*Dataset items*.
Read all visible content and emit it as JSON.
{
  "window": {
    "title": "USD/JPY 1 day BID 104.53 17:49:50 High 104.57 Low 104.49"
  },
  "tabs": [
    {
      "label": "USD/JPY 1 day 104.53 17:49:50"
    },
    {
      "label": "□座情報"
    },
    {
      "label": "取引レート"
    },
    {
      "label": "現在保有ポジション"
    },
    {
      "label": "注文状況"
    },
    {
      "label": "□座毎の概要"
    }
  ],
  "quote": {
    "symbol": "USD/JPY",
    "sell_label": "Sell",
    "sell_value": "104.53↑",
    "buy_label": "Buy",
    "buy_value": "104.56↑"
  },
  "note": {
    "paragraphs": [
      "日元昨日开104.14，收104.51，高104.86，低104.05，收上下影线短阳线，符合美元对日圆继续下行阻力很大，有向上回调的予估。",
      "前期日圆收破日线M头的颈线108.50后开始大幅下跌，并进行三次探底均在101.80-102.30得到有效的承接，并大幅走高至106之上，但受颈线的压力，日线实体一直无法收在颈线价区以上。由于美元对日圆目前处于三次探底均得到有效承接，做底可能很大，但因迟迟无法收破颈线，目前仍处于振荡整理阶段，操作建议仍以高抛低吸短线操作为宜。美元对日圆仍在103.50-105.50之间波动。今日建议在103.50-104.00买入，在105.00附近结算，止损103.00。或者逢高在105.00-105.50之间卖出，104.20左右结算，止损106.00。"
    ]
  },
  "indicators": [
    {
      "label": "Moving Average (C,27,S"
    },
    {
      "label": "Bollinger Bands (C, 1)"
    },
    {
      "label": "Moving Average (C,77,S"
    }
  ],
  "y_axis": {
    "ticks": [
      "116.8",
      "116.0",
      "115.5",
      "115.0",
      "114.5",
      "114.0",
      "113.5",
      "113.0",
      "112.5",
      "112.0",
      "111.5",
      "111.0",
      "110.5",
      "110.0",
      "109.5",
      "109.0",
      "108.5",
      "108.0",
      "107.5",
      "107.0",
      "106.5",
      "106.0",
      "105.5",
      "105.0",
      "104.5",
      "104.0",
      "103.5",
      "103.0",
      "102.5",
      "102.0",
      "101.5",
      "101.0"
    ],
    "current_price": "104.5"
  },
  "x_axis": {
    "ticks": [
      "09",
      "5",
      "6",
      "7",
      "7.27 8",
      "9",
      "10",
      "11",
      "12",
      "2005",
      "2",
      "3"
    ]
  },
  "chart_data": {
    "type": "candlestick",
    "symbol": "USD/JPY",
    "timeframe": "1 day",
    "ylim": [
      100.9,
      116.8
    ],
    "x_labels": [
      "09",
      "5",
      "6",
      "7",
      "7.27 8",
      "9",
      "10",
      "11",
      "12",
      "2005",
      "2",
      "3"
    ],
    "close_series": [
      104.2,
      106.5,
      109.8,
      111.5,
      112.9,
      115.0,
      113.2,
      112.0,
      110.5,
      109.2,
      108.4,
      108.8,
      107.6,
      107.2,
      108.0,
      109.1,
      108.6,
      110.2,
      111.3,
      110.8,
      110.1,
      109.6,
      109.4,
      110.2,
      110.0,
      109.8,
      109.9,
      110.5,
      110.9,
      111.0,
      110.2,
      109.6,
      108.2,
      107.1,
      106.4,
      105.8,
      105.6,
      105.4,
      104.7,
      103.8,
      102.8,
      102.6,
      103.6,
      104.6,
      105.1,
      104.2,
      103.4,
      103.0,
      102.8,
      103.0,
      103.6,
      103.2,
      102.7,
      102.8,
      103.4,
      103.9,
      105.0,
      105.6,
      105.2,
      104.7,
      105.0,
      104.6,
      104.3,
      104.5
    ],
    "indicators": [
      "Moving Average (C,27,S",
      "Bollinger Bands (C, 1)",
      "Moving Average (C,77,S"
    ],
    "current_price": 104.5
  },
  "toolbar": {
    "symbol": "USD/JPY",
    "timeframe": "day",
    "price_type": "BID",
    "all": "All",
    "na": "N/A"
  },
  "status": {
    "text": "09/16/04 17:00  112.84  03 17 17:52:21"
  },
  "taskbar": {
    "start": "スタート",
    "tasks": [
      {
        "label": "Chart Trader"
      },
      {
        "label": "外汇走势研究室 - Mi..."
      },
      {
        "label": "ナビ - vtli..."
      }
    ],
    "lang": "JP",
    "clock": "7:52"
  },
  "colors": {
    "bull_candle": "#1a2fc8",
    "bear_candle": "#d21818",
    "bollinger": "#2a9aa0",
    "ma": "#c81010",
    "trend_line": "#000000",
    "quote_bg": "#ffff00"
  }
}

*SET TASK*. From the data above, extract every line in its exact form.

*CORRECT ANSWER*.
Read all visible content and emit it as JSON.
{
  "window": {
    "title": "USD/JPY 1 day BID 104.53 17:49:50 High 104.57 Low 104.49"
  },
  "tabs": [
    {
      "label": "USD/JPY 1 day 104.53 17:49:50"
    },
    {
      "label": "□座情報"
    },
    {
      "label": "取引レート"
    },
    {
      "label": "現在保有ポジション"
    },
    {
      "label": "注文状況"
    },
    {
      "label": "□座毎の概要"
    }
  ],
  "quote": {
    "symbol": "USD/JPY",
    "sell_label": "Sell",
    "sell_value": "104.53↑",
    "buy_label": "Buy",
    "buy_value": "104.56↑"
  },
  "note": {
    "paragraphs": [
      "日元昨日开104.14，收104.51，高104.86，低104.05，收上下影线短阳线，符合美元对日圆继续下行阻力很大，有向上回调的予估。",
      "前期日圆收破日线M头的颈线108.50后开始大幅下跌，并进行三次探底均在101.80-102.30得到有效的承接，并大幅走高至106之上，但受颈线的压力，日线实体一直无法收在颈线价区以上。由于美元对日圆目前处于三次探底均得到有效承接，做底可能很大，但因迟迟无法收破颈线，目前仍处于振荡整理阶段，操作建议仍以高抛低吸短线操作为宜。美元对日圆仍在103.50-105.50之间波动。今日建议在103.50-104.00买入，在105.00附近结算，止损103.00。或者逢高在105.00-105.50之间卖出，104.20左右结算，止损106.00。"
    ]
  },
  "indicators": [
    {
      "label": "Moving Average (C,27,S"
    },
    {
      "label": "Bollinger Bands (C, 1)"
    },
    {
      "label": "Moving Average (C,77,S"
    }
  ],
  "y_axis": {
    "ticks": [
      "116.8",
      "116.0",
      "115.5",
      "115.0",
      "114.5",
      "114.0",
      "113.5",
      "113.0",
      "112.5",
      "112.0",
      "111.5",
      "111.0",
      "110.5",
      "110.0",
      "109.5",
      "109.0",
      "108.5",
      "108.0",
      "107.5",
      "107.0",
      "106.5",
      "106.0",
      "105.5",
      "105.0",
      "104.5",
      "104.0",
      "103.5",
      "103.0",
      "102.5",
      "102.0",
      "101.5",
      "101.0"
    ],
    "current_price": "104.5"
  },
  "x_axis": {
    "ticks": [
      "09",
      "5",
      "6",
      "7",
      "7.27 8",
      "9",
      "10",
      "11",
      "12",
      "2005",
      "2",
      "3"
    ]
  },
  "chart_data": {
    "type": "candlestick",
    "symbol": "USD/JPY",
    "timeframe": "1 day",
    "ylim": [
      100.9,
      116.8
    ],
    "x_labels": [
      "09",
      "5",
      "6",
      "7",
      "7.27 8",
      "9",
      "10",
      "11",
      "12",
      "2005",
      "2",
      "3"
    ],
    "close_series": [
      104.2,
      106.5,
      109.8,
      111.5,
      112.9,
      115.0,
      113.2,
      112.0,
      110.5,
      109.2,
      108.4,
      108.8,
      107.6,
      107.2,
      108.0,
      109.1,
      108.6,
      110.2,
      111.3,
      110.8,
      110.1,
      109.6,
      109.4,
      110.2,
      110.0,
      109.8,
      109.9,
      110.5,
      110.9,
      111.0,
      110.2,
      109.6,
      108.2,
      107.1,
      106.4,
      105.8,
      105.6,
      105.4,
      104.7,
      103.8,
      102.8,
      102.6,
      103.6,
      104.6,
      105.1,
      104.2,
      103.4,
      103.0,
      102.8,
      103.0,
      103.6,
      103.2,
      102.7,
      102.8,
      103.4,
      103.9,
      105.0,
      105.6,
      105.2,
      104.7,
      105.0,
      104.6,
      104.3,
      104.5
    ],
    "indicators": [
      "Moving Average (C,27,S",
      "Bollinger Bands (C, 1)",
      "Moving Average (C,77,S"
    ],
    "current_price": 104.5
  },
  "toolbar": {
    "symbol": "USD/JPY",
    "timeframe": "day",
    "price_type": "BID",
    "all": "All",
    "na": "N/A"
  },
  "status": {
    "text": "09/16/04 17:00  112.84  03 17 17:52:21"
  },
  "taskbar": {
    "start": "スタート",
    "tasks": [
      {
        "label": "Chart Trader"
      },
      {
        "label": "外汇走势研究室 - Mi..."
      },
      {
        "label": "ナビ - vtli..."
      }
    ],
    "lang": "JP",
    "clock": "7:52"
  },
  "colors": {
    "bull_candle": "#1a2fc8",
    "bear_candle": "#d21818",
    "bollinger": "#2a9aa0",
    "ma": "#c81010",
    "trend_line": "#000000",
    "quote_bg": "#ffff00"
  }
}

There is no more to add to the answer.